■ Record excerpts:
****
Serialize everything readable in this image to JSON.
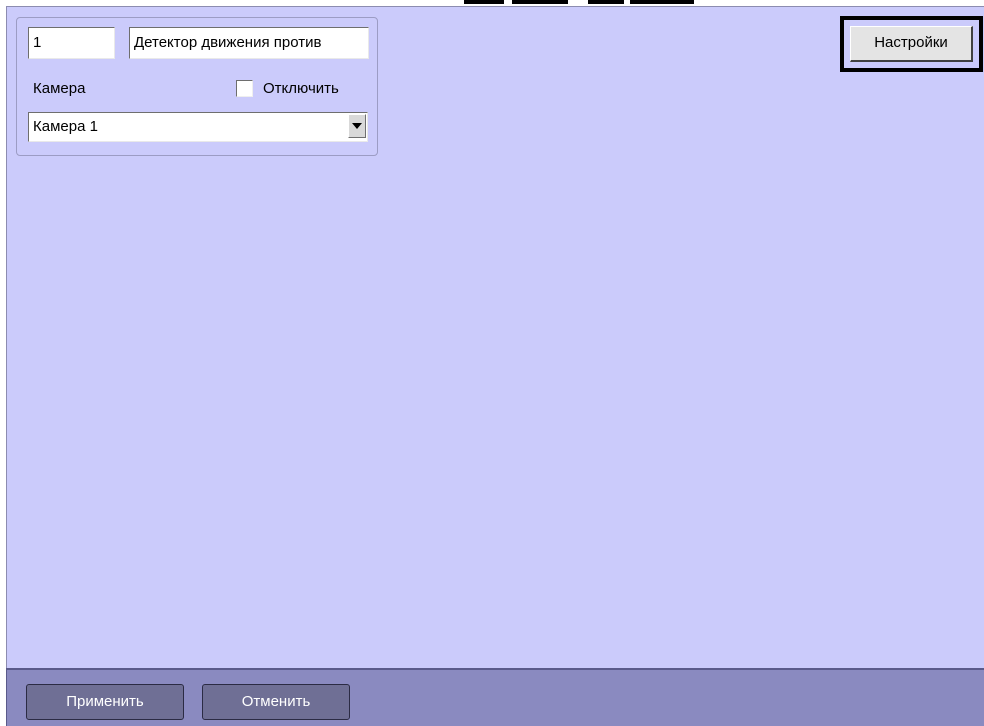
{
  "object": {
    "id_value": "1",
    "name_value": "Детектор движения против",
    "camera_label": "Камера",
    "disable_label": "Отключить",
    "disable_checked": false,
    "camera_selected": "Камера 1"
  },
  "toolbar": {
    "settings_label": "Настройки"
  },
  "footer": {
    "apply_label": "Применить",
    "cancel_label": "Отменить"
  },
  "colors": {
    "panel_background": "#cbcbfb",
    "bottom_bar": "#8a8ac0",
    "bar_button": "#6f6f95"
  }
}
****
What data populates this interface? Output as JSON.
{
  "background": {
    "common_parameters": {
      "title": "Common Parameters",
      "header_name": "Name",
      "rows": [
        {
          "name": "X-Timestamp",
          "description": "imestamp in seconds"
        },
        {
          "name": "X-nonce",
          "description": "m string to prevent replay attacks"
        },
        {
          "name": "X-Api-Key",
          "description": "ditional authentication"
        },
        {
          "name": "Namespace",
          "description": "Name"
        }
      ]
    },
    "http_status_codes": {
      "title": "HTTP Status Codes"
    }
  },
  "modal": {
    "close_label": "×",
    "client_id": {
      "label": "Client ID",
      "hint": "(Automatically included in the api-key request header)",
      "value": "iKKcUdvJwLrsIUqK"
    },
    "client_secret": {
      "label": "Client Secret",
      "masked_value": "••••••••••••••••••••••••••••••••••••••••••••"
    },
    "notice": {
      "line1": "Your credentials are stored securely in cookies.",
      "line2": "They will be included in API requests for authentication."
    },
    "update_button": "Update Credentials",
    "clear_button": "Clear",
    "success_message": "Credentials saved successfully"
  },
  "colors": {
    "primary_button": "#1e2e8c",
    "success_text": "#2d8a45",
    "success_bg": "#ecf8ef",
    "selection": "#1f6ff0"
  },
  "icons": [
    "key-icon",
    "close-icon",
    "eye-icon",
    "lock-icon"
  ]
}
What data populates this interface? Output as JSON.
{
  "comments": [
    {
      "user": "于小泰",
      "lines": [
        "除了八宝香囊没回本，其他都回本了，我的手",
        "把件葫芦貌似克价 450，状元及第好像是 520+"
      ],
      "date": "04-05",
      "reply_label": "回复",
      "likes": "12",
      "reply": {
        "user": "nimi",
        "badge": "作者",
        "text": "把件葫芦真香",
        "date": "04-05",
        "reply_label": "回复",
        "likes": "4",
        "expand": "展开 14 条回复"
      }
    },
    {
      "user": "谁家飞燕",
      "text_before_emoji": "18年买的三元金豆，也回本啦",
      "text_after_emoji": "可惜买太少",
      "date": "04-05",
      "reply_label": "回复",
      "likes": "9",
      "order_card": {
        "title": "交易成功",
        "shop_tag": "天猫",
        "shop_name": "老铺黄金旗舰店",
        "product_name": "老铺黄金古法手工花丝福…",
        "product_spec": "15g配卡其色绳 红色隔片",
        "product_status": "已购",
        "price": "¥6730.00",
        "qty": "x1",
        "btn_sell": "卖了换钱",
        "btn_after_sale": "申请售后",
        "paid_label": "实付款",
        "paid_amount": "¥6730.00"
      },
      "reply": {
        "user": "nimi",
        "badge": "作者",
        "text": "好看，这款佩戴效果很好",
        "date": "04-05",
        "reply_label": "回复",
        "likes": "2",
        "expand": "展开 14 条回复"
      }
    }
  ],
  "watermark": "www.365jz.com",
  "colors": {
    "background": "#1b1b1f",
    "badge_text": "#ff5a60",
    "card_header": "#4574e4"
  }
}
****
■ Goal: Report how many lines in the records above contain the word "description", giving only the number.

■ Answer below: 4